> **YOUR OBJECTIVE**:
Wherever the word "Double" appears in a line, copy that line.

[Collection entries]
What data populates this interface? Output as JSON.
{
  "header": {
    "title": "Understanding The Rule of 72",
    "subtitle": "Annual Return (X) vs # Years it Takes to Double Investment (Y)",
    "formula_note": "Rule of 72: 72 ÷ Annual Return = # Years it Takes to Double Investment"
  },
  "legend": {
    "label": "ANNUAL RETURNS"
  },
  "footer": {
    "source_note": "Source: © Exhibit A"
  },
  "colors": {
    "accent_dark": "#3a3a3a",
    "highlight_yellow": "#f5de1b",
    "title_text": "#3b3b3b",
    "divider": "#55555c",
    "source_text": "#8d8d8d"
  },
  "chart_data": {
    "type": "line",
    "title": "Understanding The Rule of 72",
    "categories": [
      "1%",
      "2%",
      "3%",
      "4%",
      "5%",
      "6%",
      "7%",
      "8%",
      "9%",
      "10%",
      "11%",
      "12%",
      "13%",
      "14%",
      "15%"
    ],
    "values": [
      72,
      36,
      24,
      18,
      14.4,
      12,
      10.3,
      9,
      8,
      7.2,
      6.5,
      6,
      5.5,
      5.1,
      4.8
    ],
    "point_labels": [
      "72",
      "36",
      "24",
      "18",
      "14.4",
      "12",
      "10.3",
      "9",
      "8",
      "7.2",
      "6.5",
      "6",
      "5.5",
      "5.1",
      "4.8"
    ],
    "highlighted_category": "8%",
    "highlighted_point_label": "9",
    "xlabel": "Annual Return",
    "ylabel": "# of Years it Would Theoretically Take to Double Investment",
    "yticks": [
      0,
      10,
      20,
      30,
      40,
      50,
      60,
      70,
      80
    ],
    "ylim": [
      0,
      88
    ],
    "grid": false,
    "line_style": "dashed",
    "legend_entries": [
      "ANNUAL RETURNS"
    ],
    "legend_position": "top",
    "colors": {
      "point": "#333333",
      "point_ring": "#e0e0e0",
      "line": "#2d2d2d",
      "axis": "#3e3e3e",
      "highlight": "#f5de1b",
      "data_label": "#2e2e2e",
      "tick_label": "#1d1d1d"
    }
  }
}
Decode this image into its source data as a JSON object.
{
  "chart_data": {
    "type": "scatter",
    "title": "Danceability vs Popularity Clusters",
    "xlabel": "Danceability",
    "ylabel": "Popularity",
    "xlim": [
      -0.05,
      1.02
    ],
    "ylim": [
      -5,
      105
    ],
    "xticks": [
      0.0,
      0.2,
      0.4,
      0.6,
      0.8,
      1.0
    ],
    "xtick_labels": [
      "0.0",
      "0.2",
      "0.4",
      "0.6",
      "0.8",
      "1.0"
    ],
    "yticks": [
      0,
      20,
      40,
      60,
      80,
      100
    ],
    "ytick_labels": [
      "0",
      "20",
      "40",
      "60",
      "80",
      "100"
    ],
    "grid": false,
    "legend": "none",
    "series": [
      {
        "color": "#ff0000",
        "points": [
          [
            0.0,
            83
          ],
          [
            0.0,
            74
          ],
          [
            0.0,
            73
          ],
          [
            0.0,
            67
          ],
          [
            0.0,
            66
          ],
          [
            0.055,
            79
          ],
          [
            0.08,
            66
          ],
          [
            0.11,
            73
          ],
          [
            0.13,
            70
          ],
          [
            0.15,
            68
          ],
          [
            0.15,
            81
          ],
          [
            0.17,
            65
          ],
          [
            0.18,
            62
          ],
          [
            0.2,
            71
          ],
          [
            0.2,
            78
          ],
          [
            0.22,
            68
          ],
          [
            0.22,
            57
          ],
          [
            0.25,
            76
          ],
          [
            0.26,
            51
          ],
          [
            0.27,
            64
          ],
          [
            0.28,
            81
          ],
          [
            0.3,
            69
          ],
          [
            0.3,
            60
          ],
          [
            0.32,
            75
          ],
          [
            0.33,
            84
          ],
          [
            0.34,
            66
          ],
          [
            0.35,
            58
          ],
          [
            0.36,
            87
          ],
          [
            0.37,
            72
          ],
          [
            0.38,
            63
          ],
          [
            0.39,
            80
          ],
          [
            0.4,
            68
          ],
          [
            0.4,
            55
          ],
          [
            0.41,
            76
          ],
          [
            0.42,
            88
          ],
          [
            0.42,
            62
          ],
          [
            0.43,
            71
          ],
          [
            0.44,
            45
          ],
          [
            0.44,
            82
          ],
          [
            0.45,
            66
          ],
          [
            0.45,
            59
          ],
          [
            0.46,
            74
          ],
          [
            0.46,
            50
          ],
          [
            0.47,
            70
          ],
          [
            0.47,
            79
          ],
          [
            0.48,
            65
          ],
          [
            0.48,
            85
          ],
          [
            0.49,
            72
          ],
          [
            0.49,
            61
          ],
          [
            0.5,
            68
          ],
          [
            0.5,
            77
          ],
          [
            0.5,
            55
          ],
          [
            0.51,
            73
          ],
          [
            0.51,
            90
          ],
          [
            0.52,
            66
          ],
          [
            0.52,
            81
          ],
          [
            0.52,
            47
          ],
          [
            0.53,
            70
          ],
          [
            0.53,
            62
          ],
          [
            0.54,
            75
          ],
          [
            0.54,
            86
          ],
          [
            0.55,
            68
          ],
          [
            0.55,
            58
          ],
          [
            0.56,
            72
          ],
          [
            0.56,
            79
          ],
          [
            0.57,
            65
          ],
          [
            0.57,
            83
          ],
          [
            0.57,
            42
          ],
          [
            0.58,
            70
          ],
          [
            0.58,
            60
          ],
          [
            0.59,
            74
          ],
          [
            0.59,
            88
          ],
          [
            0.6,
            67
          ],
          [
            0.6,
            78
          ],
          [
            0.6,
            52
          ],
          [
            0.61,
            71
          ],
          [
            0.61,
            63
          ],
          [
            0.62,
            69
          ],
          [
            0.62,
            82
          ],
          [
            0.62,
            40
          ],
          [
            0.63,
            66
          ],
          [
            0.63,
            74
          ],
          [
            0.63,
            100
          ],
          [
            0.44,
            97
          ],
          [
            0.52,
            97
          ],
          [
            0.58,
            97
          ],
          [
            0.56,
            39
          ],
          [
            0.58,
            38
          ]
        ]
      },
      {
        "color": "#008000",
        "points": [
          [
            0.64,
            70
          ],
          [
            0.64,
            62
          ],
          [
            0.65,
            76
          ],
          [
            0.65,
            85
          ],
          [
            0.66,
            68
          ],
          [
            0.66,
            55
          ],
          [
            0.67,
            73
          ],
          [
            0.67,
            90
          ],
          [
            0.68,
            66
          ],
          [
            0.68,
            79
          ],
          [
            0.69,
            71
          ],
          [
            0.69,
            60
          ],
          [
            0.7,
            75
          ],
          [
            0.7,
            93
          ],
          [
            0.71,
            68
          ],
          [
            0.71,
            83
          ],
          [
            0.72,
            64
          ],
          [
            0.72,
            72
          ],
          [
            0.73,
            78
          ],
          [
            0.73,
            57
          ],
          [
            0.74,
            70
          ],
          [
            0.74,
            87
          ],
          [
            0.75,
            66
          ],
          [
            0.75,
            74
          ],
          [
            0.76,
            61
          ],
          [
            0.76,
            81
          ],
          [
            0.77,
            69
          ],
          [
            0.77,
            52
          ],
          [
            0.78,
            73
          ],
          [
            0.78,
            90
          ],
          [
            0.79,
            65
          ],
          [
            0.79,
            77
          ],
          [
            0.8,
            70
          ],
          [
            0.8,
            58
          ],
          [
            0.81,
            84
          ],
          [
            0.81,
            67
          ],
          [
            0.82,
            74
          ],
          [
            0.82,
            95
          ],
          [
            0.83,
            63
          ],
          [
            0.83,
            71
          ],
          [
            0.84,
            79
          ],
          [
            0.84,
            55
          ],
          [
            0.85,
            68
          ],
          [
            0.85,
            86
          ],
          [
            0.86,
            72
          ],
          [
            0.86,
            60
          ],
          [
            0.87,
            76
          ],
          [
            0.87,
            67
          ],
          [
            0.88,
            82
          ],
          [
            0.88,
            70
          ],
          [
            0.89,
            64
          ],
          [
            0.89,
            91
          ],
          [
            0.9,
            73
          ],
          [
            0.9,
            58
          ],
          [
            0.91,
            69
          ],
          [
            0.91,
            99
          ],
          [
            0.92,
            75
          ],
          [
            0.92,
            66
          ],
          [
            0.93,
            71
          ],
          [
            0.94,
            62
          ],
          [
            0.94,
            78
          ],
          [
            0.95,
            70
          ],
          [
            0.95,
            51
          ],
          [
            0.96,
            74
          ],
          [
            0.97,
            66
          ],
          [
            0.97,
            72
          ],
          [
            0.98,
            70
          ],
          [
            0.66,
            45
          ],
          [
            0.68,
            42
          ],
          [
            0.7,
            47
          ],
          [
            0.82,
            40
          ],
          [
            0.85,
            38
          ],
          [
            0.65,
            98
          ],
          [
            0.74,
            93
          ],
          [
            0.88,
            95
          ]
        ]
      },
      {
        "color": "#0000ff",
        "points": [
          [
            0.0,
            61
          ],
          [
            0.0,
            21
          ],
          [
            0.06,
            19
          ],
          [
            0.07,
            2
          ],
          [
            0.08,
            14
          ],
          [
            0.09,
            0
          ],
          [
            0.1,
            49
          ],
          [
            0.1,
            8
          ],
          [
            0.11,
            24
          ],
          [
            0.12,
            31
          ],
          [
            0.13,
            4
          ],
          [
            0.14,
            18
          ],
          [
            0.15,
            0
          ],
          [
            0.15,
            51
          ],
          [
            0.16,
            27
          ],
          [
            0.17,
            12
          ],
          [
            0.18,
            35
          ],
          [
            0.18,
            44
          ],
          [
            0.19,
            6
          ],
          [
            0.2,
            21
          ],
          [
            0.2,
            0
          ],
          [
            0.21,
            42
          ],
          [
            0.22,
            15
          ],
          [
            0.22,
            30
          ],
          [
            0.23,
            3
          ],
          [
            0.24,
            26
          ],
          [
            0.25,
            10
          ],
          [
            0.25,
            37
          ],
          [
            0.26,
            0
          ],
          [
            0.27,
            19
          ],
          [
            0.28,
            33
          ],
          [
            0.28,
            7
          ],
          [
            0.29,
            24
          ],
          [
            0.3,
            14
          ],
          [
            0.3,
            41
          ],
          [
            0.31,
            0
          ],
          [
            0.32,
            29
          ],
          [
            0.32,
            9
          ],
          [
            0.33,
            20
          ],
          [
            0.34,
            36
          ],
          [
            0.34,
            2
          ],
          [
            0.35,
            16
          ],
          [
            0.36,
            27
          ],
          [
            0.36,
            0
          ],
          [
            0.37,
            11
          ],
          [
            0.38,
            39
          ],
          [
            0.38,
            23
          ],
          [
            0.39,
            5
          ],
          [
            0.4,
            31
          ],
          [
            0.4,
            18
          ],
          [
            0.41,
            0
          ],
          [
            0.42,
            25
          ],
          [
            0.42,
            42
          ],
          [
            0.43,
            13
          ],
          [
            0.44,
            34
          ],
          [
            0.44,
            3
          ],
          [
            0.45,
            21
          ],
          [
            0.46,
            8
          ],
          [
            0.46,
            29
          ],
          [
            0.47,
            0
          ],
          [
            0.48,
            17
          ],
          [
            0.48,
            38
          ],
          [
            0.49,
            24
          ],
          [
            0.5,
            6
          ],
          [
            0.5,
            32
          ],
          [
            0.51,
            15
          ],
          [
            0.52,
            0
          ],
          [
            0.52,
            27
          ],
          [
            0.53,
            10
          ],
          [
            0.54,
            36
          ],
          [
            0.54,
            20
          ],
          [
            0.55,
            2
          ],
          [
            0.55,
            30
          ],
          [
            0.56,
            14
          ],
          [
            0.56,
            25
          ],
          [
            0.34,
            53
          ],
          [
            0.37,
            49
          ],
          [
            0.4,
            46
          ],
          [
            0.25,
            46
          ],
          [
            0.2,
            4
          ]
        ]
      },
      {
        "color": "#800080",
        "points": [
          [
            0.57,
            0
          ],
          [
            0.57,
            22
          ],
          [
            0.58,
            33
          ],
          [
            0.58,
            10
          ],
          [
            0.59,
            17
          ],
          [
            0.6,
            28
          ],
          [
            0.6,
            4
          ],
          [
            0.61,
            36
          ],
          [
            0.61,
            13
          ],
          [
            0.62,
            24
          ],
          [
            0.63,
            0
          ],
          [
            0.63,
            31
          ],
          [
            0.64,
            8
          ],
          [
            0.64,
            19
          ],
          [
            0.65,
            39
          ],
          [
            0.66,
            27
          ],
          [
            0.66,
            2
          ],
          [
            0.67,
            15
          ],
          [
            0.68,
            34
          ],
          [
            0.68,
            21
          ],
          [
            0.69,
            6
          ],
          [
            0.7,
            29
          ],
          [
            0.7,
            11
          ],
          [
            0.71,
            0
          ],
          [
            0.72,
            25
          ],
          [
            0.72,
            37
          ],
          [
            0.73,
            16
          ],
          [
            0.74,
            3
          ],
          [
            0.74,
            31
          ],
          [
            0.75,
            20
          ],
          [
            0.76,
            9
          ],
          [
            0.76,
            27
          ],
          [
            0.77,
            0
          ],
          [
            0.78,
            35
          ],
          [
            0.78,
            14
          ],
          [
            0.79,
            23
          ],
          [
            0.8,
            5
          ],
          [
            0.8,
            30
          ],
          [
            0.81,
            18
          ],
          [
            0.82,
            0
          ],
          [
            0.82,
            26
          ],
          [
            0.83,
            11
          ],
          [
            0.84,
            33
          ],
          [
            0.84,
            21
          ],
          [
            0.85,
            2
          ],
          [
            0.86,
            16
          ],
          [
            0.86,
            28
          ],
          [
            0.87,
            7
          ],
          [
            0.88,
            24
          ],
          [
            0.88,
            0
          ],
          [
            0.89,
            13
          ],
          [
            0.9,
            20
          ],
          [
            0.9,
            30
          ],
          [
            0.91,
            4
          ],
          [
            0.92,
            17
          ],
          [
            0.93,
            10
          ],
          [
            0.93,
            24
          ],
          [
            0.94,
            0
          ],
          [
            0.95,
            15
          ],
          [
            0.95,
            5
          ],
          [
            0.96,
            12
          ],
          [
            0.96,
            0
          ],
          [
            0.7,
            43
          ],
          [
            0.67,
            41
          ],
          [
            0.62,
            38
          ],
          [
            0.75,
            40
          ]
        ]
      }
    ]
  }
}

> **THE ANSWER**:
    "subtitle": "Annual Return (X) vs # Years it Takes to Double Investment (Y)",
    "formula_note": "Rule of 72: 72 ÷ Annual Return = # Years it Takes to Double Investment"
    "ylabel": "# of Years it Would Theoretically Take to Double Investment",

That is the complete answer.